Stored rows:
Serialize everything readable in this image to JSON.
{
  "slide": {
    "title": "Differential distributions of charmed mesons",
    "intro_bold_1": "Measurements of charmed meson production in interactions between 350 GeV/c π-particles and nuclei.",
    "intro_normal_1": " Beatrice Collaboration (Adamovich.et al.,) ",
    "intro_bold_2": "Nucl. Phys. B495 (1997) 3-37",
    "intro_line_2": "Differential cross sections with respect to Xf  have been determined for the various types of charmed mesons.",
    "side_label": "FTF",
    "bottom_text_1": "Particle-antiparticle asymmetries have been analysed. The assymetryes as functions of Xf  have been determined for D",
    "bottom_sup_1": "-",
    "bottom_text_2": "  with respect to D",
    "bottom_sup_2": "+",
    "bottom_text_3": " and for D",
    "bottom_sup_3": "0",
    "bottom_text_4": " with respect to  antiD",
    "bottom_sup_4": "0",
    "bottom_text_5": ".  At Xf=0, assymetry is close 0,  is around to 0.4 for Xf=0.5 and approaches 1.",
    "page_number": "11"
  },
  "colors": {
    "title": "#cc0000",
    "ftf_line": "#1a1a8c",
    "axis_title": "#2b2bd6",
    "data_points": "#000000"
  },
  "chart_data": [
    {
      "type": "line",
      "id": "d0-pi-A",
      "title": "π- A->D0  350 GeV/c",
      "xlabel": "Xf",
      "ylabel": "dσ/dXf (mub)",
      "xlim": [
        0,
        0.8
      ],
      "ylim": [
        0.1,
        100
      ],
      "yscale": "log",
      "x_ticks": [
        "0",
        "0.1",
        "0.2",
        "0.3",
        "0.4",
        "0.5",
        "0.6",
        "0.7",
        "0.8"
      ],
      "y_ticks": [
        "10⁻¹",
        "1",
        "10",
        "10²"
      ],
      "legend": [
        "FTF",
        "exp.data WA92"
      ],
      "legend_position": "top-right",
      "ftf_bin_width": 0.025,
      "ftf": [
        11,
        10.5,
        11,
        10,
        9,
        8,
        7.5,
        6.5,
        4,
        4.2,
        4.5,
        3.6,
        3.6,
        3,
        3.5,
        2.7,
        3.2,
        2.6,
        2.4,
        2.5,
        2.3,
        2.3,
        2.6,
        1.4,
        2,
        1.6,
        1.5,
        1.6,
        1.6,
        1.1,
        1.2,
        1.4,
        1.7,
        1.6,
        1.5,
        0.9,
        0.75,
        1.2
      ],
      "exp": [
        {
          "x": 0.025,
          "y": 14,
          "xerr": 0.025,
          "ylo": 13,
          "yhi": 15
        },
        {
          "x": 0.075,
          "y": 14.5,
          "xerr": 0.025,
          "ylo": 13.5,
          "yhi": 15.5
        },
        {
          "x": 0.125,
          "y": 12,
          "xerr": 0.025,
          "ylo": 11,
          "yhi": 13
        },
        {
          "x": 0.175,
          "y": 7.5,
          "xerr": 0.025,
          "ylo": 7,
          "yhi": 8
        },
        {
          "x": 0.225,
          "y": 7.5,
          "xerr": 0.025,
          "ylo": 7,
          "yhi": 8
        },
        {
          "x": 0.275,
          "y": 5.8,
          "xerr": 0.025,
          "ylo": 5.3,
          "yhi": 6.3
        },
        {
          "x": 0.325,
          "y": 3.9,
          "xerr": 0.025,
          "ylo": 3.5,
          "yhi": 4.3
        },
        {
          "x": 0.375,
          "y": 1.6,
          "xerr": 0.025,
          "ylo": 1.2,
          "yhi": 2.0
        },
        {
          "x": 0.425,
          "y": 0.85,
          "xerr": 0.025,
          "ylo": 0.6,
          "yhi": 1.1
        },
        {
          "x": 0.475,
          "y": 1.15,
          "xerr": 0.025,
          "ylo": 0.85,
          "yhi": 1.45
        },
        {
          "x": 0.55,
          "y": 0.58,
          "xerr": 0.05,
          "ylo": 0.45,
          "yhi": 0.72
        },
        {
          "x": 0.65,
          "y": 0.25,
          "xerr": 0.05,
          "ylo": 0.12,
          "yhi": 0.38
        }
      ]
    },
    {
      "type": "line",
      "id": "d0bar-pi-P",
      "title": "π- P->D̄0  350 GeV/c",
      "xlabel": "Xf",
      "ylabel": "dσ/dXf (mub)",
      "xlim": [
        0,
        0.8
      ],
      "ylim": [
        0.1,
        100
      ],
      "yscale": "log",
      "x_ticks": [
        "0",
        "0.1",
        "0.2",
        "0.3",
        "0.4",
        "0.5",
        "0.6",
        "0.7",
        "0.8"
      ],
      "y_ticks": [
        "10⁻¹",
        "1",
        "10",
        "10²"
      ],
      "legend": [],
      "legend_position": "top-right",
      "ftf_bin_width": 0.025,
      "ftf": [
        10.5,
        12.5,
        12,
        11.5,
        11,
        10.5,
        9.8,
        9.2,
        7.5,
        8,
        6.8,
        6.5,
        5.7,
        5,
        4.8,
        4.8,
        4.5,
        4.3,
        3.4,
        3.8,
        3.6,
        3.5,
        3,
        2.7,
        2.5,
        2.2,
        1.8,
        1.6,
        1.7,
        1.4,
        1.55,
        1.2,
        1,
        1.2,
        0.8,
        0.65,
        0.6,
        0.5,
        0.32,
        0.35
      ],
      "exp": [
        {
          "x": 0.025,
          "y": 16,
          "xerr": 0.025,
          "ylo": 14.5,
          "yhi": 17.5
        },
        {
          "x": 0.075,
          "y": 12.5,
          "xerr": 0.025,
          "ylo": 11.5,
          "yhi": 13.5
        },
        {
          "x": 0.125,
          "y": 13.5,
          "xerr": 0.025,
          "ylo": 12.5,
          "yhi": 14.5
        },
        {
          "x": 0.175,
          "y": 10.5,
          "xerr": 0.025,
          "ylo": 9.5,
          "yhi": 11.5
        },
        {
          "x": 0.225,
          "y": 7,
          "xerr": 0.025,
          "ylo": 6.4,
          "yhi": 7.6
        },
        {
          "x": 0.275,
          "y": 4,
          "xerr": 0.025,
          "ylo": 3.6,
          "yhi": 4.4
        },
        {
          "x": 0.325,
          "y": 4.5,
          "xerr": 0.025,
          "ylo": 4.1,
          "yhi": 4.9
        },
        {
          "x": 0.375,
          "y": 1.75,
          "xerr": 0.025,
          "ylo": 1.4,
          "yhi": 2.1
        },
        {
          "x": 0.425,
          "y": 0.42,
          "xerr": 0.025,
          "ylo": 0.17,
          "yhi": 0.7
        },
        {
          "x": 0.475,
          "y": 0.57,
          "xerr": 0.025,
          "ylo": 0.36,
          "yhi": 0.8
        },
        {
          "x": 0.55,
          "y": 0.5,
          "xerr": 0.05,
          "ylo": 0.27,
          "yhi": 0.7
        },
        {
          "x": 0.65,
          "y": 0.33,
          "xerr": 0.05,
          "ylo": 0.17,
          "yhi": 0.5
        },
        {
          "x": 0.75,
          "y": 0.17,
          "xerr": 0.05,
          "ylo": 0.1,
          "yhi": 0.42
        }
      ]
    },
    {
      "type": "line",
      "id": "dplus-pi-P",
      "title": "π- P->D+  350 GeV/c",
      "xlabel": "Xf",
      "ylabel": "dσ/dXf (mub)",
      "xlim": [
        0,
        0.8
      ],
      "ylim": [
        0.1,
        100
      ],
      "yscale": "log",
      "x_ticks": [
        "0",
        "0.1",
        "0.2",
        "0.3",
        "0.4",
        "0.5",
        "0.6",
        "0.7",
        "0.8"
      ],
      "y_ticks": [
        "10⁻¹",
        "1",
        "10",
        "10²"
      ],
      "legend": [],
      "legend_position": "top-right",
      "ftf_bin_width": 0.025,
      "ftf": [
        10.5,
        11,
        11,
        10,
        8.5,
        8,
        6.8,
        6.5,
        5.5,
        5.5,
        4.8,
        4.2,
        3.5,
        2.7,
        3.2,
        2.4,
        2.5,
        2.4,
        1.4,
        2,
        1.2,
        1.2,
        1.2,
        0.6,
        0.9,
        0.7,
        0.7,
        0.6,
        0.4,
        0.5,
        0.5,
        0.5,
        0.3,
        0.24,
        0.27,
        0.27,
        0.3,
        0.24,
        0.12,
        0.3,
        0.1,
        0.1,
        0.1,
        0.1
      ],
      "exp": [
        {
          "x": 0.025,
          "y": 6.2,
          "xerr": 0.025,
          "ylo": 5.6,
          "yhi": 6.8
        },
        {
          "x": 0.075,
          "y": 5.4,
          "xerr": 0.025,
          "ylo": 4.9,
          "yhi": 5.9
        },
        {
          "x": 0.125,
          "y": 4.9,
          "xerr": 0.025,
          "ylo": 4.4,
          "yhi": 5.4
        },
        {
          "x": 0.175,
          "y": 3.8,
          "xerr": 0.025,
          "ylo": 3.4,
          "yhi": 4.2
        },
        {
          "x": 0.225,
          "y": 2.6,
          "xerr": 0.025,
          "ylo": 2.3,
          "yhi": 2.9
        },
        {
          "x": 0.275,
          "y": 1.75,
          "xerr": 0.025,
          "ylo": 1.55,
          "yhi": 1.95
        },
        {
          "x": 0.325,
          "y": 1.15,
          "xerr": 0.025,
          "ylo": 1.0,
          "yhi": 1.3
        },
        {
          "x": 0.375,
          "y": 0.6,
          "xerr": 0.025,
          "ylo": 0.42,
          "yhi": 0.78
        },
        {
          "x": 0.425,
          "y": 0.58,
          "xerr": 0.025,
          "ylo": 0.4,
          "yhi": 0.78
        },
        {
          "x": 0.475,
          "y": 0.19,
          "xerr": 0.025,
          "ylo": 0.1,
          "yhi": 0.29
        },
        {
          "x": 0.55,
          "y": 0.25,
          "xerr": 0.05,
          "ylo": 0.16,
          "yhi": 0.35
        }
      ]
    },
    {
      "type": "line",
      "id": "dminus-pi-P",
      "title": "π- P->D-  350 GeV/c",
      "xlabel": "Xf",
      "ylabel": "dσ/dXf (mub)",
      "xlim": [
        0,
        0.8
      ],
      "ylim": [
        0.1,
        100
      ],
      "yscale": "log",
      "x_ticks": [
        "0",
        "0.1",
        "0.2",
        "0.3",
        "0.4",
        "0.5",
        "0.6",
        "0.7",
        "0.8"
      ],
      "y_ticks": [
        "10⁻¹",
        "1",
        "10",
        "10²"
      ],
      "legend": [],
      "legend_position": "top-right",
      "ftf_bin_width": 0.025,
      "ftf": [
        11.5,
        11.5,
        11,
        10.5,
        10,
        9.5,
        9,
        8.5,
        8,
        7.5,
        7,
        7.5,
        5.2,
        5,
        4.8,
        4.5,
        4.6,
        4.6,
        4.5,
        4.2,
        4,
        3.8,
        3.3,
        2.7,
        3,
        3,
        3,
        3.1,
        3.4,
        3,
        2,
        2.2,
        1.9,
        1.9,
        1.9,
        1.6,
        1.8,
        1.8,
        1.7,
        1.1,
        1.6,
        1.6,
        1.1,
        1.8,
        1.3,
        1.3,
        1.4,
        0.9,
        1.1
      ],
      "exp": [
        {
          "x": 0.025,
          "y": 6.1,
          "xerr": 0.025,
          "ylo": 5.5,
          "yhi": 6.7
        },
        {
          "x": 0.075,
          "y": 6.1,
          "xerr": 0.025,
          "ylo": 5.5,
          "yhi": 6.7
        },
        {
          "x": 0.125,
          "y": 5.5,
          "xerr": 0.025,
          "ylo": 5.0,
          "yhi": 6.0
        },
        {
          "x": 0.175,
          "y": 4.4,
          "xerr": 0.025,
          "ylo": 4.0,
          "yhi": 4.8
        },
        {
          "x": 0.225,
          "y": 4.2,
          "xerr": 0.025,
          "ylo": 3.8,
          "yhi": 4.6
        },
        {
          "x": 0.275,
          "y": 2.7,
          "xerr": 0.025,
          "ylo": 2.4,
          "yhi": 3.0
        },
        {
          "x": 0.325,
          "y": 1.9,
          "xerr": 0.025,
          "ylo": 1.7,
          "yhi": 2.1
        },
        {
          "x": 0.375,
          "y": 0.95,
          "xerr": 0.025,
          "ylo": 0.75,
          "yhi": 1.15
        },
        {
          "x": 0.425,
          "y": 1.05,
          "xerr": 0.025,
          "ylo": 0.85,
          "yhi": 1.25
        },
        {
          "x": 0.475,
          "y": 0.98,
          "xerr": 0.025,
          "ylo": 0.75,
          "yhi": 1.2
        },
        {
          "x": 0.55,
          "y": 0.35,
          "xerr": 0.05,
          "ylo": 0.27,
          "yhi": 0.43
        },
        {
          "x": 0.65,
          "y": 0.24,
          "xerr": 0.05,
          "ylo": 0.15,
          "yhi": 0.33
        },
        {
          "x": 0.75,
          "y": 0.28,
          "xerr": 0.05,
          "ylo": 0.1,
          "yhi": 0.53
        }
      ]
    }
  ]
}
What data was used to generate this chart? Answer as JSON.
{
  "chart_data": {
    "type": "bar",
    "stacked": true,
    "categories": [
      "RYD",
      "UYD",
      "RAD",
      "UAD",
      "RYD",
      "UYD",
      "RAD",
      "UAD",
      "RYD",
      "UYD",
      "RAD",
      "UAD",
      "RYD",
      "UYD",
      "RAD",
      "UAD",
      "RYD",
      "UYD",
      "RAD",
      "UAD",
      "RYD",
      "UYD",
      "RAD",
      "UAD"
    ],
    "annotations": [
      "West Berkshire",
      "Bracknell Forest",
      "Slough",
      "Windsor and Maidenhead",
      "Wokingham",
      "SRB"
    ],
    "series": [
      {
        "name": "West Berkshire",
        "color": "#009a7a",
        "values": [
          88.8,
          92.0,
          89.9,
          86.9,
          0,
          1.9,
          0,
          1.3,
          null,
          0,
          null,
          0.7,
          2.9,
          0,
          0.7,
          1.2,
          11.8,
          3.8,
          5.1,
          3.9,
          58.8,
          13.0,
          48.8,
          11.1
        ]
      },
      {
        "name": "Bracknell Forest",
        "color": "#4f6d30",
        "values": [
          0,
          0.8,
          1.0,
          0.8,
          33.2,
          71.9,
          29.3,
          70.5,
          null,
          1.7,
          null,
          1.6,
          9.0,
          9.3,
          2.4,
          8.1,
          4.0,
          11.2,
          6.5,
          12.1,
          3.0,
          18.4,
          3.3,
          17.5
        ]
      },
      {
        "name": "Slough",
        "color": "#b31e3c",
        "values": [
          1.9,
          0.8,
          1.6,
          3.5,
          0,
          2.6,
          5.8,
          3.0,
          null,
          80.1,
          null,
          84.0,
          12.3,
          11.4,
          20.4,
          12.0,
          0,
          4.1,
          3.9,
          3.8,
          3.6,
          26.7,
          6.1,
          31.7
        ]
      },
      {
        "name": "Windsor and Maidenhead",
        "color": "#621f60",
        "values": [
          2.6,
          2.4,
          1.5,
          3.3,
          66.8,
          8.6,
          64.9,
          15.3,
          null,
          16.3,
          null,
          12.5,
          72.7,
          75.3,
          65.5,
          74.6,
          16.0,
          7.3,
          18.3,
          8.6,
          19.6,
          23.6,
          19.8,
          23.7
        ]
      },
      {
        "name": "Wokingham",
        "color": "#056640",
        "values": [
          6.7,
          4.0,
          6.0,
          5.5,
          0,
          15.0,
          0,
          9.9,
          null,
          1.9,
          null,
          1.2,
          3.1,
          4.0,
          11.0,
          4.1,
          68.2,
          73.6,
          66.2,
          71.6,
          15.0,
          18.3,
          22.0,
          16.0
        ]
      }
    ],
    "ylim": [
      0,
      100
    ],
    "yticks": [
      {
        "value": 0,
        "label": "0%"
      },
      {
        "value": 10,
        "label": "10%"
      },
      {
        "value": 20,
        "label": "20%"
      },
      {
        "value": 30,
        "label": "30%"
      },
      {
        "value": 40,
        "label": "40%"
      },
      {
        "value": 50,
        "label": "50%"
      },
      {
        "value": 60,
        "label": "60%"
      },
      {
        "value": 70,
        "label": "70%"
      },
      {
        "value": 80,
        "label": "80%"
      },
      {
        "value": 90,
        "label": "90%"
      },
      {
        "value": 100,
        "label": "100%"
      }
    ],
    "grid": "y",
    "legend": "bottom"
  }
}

Written exercise: Reproduce every line from the entries that holds the word "Differential".

Written reply:
    "title": "Differential distributions of charmed mesons",
    "intro_line_2": "Differential cross sections with respect to Xf  have been determined for the various types of charmed mesons.",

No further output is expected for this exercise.